EXERCISE DIRECTIONS >> Your task is to filter the data below down to the lines holding "options".

** START INPUT MATERIAL **

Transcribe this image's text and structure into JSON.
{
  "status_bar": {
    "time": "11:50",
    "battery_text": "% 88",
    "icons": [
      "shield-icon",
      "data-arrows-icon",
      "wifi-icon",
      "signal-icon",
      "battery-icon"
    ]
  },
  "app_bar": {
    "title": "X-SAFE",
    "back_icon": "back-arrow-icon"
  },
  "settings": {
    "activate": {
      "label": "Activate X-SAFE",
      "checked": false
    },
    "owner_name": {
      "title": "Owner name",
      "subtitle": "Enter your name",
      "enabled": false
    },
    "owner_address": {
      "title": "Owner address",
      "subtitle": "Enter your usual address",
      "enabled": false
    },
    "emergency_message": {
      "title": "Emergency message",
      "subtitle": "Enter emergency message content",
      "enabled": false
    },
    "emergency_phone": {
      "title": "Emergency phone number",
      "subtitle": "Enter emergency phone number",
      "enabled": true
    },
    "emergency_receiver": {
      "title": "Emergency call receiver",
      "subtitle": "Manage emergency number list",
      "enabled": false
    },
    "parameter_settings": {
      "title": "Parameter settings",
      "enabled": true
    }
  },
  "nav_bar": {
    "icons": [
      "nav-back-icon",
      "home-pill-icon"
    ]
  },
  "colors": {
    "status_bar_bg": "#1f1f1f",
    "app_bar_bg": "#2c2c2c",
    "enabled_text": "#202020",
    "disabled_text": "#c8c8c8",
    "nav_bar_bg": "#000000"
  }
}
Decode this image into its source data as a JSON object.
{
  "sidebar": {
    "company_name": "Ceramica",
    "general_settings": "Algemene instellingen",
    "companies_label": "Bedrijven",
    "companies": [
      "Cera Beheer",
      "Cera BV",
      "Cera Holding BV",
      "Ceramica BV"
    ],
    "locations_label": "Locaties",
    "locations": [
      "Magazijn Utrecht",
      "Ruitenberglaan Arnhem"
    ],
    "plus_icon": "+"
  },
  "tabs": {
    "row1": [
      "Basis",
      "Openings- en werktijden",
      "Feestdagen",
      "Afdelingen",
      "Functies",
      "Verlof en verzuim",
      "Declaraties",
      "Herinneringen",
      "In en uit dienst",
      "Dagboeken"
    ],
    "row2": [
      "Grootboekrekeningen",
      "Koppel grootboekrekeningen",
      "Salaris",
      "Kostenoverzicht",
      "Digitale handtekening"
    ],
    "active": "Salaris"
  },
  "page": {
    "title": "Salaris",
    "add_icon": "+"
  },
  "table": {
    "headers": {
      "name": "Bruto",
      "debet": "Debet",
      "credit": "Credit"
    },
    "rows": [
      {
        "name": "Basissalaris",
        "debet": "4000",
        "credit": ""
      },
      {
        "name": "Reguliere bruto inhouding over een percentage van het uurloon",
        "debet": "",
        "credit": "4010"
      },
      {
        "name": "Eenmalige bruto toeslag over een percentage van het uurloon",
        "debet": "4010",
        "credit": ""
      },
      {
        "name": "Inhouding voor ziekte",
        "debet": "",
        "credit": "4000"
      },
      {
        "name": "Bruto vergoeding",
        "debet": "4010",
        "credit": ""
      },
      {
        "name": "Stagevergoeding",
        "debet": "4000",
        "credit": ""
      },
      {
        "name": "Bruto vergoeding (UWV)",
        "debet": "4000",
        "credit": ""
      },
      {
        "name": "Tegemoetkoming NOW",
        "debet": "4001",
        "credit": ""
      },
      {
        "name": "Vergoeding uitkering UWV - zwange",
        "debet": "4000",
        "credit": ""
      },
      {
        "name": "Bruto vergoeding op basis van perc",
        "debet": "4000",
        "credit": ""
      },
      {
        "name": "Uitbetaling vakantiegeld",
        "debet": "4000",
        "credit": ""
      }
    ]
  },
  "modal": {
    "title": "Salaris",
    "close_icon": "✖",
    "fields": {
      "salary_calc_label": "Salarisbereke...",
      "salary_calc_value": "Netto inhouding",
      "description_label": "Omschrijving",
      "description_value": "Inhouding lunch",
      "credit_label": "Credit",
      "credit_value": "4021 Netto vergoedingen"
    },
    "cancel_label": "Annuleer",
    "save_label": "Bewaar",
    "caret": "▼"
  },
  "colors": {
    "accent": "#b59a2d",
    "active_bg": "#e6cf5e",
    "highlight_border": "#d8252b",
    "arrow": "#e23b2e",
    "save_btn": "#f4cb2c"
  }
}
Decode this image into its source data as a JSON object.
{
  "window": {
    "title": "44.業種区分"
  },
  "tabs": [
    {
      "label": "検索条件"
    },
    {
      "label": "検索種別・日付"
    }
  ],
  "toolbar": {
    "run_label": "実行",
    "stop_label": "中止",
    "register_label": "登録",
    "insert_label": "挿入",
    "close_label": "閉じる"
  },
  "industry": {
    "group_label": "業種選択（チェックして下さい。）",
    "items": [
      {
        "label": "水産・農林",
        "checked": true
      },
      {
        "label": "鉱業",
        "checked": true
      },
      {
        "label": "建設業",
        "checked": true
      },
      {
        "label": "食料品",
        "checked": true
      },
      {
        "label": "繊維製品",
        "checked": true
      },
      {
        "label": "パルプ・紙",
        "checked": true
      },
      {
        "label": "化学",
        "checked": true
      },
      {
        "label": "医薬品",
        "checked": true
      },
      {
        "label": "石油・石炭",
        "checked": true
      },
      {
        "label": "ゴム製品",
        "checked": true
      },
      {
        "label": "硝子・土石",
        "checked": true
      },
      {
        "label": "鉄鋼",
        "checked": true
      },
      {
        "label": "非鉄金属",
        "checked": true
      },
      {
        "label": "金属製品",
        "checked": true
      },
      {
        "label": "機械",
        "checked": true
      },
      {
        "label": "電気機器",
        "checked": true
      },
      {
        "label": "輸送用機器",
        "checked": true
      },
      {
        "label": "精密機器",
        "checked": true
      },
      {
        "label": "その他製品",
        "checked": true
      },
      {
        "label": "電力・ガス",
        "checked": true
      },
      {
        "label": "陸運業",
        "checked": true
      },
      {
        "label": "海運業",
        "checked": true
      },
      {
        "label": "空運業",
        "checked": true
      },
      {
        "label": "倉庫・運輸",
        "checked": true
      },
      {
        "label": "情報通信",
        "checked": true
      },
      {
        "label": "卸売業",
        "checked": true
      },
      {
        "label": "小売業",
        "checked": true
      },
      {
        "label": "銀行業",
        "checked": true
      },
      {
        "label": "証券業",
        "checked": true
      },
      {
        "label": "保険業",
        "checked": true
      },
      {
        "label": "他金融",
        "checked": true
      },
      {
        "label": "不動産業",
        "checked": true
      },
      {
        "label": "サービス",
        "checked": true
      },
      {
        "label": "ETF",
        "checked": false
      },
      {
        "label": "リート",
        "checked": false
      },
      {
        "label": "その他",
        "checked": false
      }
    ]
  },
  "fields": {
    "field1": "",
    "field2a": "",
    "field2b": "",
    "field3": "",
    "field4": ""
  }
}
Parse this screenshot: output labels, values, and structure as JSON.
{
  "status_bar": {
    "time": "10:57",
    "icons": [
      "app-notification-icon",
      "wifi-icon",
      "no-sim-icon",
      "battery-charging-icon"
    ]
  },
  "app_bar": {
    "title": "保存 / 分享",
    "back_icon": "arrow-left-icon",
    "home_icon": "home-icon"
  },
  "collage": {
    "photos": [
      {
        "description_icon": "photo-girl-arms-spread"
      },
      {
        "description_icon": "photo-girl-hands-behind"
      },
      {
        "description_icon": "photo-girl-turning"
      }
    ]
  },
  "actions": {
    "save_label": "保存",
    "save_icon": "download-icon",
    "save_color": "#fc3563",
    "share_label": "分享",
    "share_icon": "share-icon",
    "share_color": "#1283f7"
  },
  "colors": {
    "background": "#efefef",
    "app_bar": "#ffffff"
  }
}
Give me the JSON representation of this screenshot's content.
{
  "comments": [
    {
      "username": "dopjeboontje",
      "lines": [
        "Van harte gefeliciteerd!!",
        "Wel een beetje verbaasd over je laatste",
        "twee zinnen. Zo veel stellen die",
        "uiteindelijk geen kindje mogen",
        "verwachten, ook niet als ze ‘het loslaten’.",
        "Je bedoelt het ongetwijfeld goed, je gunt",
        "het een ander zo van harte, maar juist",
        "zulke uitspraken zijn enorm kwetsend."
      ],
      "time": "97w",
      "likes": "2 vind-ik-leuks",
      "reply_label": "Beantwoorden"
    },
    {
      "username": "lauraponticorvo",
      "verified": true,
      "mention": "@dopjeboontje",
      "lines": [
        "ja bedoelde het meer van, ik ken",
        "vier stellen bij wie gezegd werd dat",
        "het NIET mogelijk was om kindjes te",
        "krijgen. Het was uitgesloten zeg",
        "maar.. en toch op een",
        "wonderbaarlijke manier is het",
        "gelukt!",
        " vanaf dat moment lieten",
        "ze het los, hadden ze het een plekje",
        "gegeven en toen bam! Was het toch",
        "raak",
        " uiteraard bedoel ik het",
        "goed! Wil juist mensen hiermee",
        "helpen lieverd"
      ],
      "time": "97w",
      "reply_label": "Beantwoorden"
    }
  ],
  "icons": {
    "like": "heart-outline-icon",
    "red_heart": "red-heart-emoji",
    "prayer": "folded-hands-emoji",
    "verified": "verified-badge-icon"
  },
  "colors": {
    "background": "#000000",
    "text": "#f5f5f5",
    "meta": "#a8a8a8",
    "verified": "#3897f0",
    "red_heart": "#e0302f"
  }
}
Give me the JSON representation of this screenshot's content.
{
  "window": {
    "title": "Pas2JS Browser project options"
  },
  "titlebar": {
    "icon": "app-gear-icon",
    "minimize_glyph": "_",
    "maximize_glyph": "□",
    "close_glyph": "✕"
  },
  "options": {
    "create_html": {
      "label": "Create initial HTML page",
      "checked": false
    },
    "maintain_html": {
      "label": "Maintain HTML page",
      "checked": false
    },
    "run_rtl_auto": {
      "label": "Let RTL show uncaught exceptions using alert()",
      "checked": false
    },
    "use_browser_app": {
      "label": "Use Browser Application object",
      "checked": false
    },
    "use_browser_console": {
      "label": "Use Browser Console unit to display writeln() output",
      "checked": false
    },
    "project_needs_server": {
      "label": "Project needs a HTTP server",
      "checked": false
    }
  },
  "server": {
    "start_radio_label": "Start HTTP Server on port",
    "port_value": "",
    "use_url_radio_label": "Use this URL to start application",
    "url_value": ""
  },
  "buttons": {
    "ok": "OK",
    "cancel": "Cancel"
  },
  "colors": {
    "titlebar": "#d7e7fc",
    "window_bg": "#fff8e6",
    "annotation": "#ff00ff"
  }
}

** END INPUT MATERIAL **

EXERCISE RESULT >>
    "title": "Pas2JS Browser project options"
  "options": {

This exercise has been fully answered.